§ What needs to be done
Provide nothing beyond the count of lines that include the string "доработку".

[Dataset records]
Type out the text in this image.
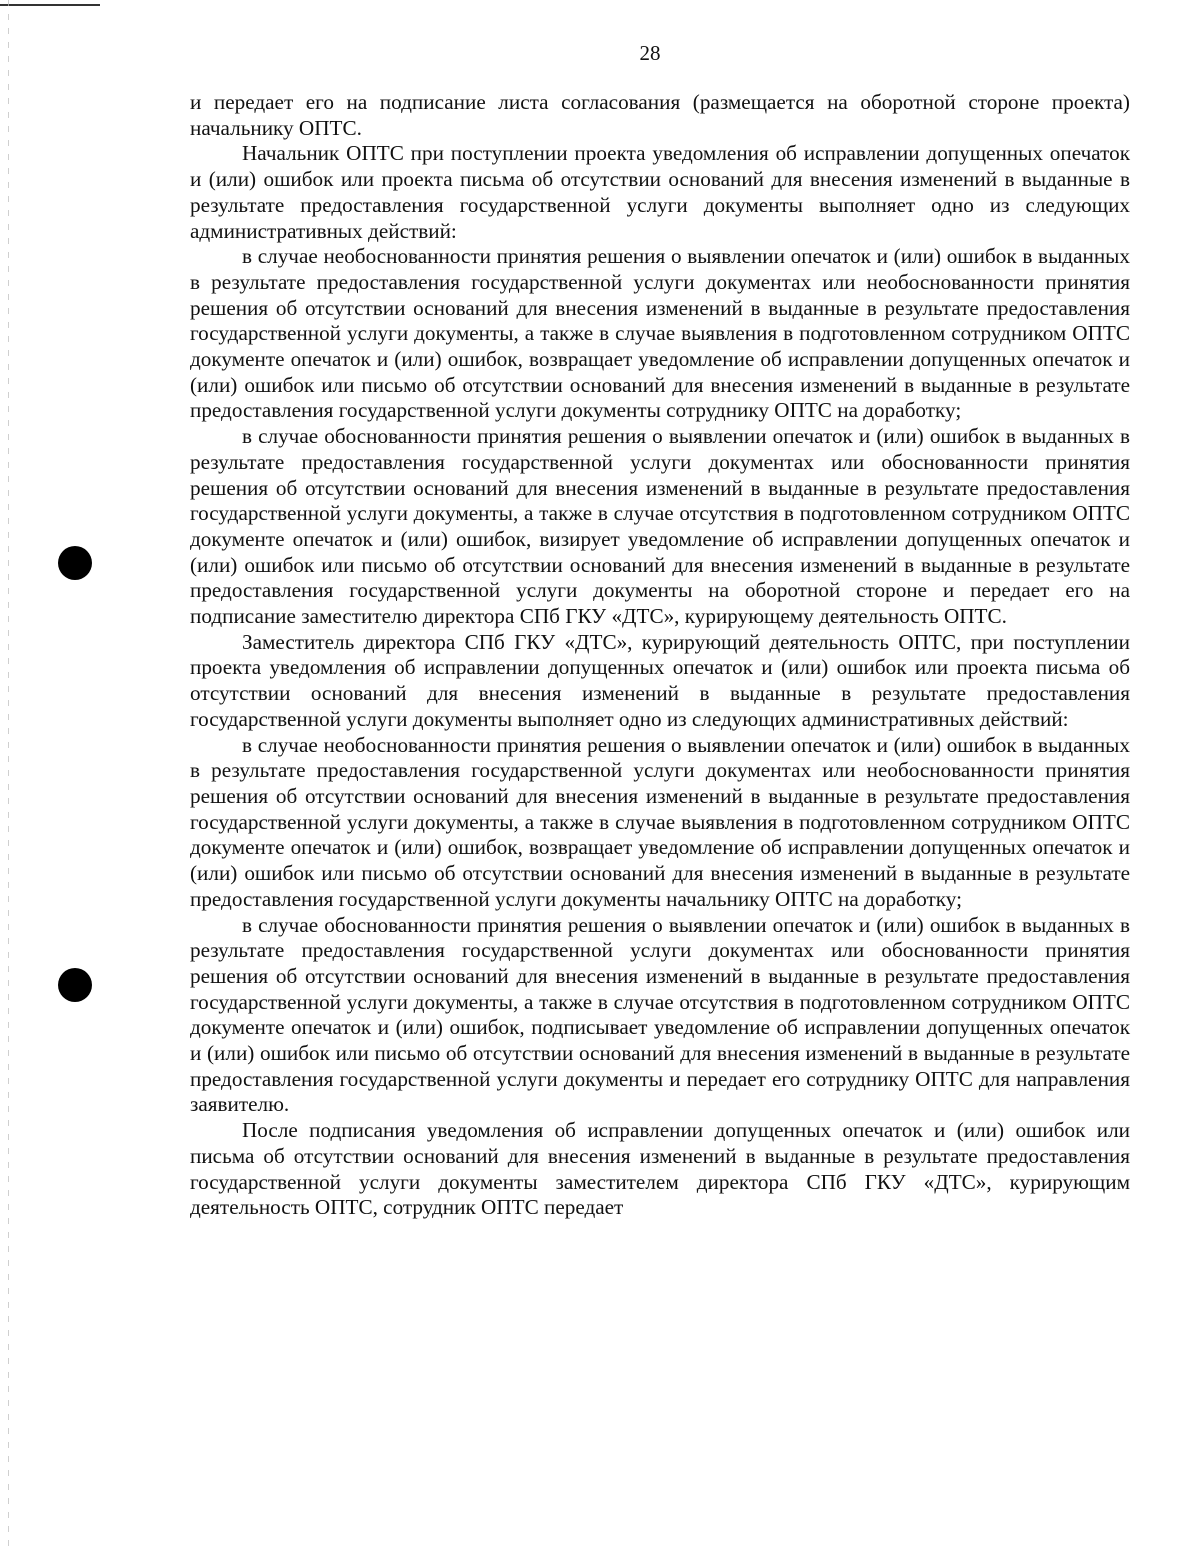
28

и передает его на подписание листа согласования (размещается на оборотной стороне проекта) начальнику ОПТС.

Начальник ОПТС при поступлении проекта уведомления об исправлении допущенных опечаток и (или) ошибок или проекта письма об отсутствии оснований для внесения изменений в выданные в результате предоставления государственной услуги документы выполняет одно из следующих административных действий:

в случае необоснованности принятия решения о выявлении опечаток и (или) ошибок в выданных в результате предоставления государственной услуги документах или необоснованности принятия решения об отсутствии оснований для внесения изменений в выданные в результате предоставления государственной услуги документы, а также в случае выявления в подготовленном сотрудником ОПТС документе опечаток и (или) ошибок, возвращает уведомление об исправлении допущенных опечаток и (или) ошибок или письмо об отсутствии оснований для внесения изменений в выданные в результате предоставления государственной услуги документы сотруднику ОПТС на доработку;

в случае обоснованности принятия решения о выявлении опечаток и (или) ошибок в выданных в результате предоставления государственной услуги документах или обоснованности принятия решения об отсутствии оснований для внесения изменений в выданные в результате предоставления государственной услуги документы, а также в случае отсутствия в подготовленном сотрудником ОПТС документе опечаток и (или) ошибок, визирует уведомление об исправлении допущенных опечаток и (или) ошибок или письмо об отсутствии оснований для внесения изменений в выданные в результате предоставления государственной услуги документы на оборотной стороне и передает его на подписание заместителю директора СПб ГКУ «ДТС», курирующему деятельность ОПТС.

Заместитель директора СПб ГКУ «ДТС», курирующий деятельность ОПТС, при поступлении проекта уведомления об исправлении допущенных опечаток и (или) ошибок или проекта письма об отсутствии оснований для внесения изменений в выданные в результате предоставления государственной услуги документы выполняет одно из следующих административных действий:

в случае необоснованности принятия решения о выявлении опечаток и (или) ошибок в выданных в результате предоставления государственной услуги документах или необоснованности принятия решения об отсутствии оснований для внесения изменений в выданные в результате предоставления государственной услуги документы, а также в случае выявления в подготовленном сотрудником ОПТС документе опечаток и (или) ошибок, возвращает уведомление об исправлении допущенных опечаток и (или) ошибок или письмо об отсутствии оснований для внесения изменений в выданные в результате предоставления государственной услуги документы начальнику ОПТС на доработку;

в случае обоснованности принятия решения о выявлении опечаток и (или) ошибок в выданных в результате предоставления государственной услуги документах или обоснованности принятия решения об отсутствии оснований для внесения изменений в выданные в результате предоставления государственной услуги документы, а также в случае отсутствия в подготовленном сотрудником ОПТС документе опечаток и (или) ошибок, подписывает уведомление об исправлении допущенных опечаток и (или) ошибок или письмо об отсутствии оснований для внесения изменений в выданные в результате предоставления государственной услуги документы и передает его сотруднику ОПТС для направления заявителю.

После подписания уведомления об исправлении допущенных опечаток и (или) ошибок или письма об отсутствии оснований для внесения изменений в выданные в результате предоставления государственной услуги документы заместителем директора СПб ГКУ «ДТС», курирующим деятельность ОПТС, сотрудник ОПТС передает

§ Task answer
2